REQUIRED WORK
Copy the data precisely, character for character, and leave out every picture.

═══ MATERIAL PROVIDED ═══

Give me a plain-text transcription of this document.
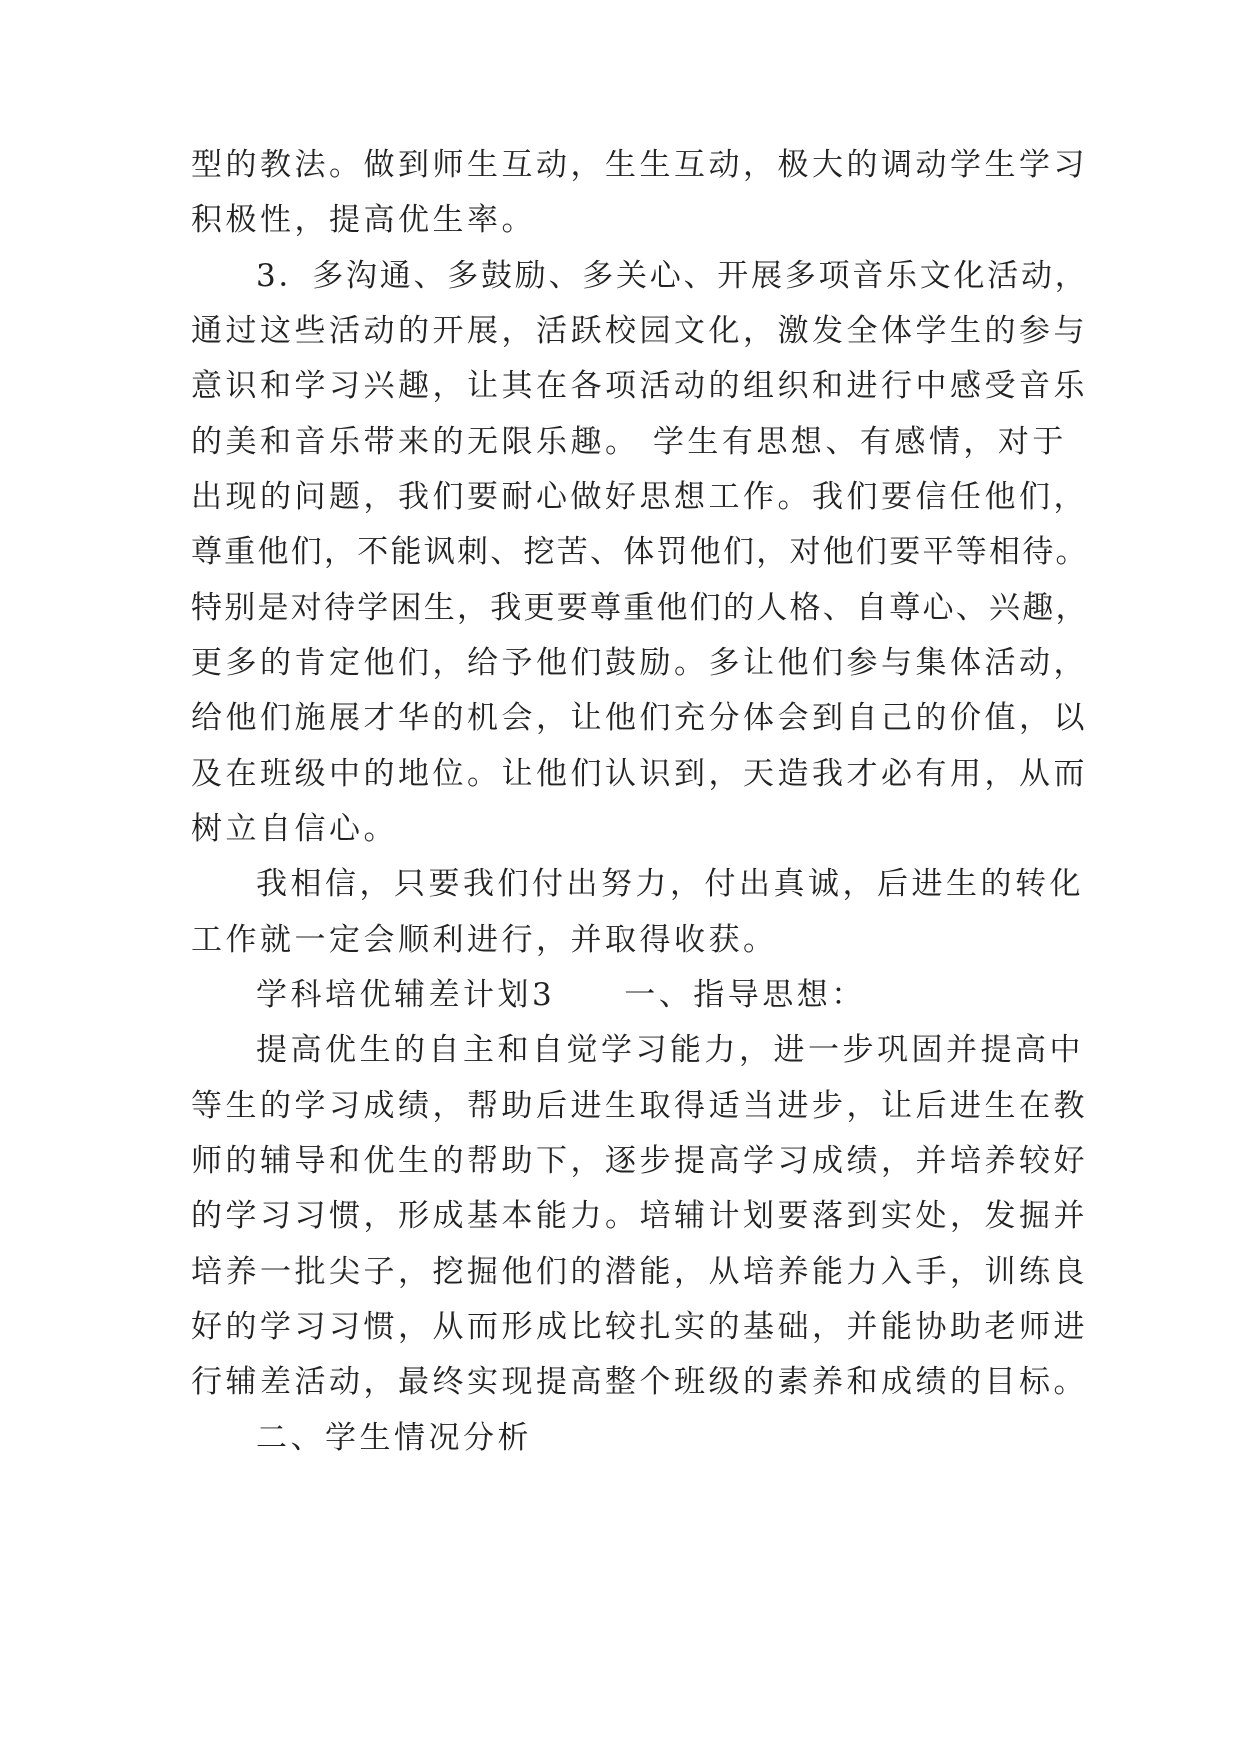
型的教法。做到师生互动，生生互动，极大的调动学生学习
积极性，提高优生率。
3．多沟通、多鼓励、多关心、开展多项音乐文化活动，
通过这些活动的开展，活跃校园文化，激发全体学生的参与
意识和学习兴趣，让其在各项活动的组织和进行中感受音乐
的美和音乐带来的无限乐趣。 学生有思想、有感情，对于
出现的问题，我们要耐心做好思想工作。我们要信任他们，
尊重他们，不能讽刺、挖苦、体罚他们，对他们要平等相待。
特别是对待学困生，我更要尊重他们的人格、自尊心、兴趣，
更多的肯定他们，给予他们鼓励。多让他们参与集体活动，
给他们施展才华的机会，让他们充分体会到自己的价值，以
及在班级中的地位。让他们认识到，天造我才必有用，从而
树立自信心。
我相信，只要我们付出努力，付出真诚，后进生的转化
工作就一定会顺利进行，并取得收获。
学科培优辅差计划3　　一、指导思想：
提高优生的自主和自觉学习能力，进一步巩固并提高中
等生的学习成绩，帮助后进生取得适当进步，让后进生在教
师的辅导和优生的帮助下，逐步提高学习成绩，并培养较好
的学习习惯，形成基本能力。培辅计划要落到实处，发掘并
培养一批尖子，挖掘他们的潜能，从培养能力入手，训练良
好的学习习惯，从而形成比较扎实的基础，并能协助老师进
行辅差活动，最终实现提高整个班级的素养和成绩的目标。
二、学生情况分析
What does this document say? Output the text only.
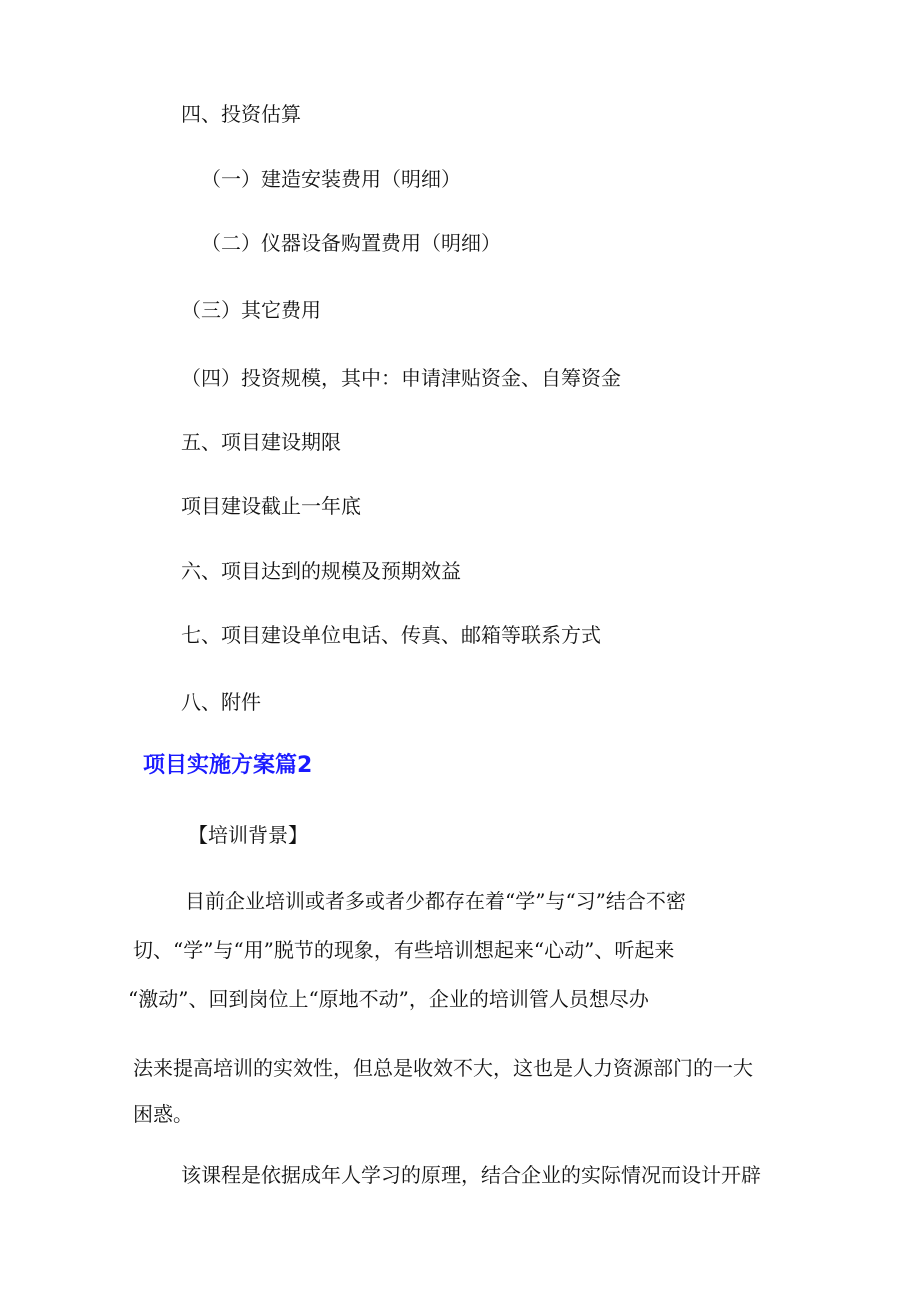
四、投资估算

（一）建造安装费用（明细）

（二）仪器设备购置费用（明细）

（三）其它费用

（四）投资规模，其中：申请津贴资金、自筹资金

五、项目建设期限

项目建设截止一年底

六、项目达到的规模及预期效益

七、项目建设单位电话、传真、邮箱等联系方式

八、附件

项目实施方案篇2

【培训背景】

目前企业培训或者多或者少都存在着“学”与“习”结合不密

切、“学”与“用”脱节的现象，有些培训想起来“心动”、听起来

“激动”、回到岗位上“原地不动”，企业的培训管人员想尽办

法来提高培训的实效性，但总是收效不大，这也是人力资源部门的一大

困惑。

该课程是依据成年人学习的原理，结合企业的实际情况而设计开辟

═══

CORRECT OUTPUT
Give me a plain-text transcription of this document.
型的教法。做到师生互动，生生互动，极大的调动学生学习
积极性，提高优生率。
3．多沟通、多鼓励、多关心、开展多项音乐文化活动，
通过这些活动的开展，活跃校园文化，激发全体学生的参与
意识和学习兴趣，让其在各项活动的组织和进行中感受音乐
的美和音乐带来的无限乐趣。 学生有思想、有感情，对于
出现的问题，我们要耐心做好思想工作。我们要信任他们，
尊重他们，不能讽刺、挖苦、体罚他们，对他们要平等相待。
特别是对待学困生，我更要尊重他们的人格、自尊心、兴趣，
更多的肯定他们，给予他们鼓励。多让他们参与集体活动，
给他们施展才华的机会，让他们充分体会到自己的价值，以
及在班级中的地位。让他们认识到，天造我才必有用，从而
树立自信心。
我相信，只要我们付出努力，付出真诚，后进生的转化
工作就一定会顺利进行，并取得收获。
学科培优辅差计划3　　一、指导思想：
提高优生的自主和自觉学习能力，进一步巩固并提高中
等生的学习成绩，帮助后进生取得适当进步，让后进生在教
师的辅导和优生的帮助下，逐步提高学习成绩，并培养较好
的学习习惯，形成基本能力。培辅计划要落到实处，发掘并
培养一批尖子，挖掘他们的潜能，从培养能力入手，训练良
好的学习习惯，从而形成比较扎实的基础，并能协助老师进
行辅差活动，最终实现提高整个班级的素养和成绩的目标。
二、学生情况分析
What does this document say? Output the text only.
四、投资估算

（一）建造安装费用（明细）

（二）仪器设备购置费用（明细）

（三）其它费用

（四）投资规模，其中：申请津贴资金、自筹资金

五、项目建设期限

项目建设截止一年底

六、项目达到的规模及预期效益

七、项目建设单位电话、传真、邮箱等联系方式

八、附件

项目实施方案篇2

【培训背景】

目前企业培训或者多或者少都存在着“学”与“习”结合不密

切、“学”与“用”脱节的现象，有些培训想起来“心动”、听起来

“激动”、回到岗位上“原地不动”，企业的培训管人员想尽办

法来提高培训的实效性，但总是收效不大，这也是人力资源部门的一大

困惑。

该课程是依据成年人学习的原理，结合企业的实际情况而设计开辟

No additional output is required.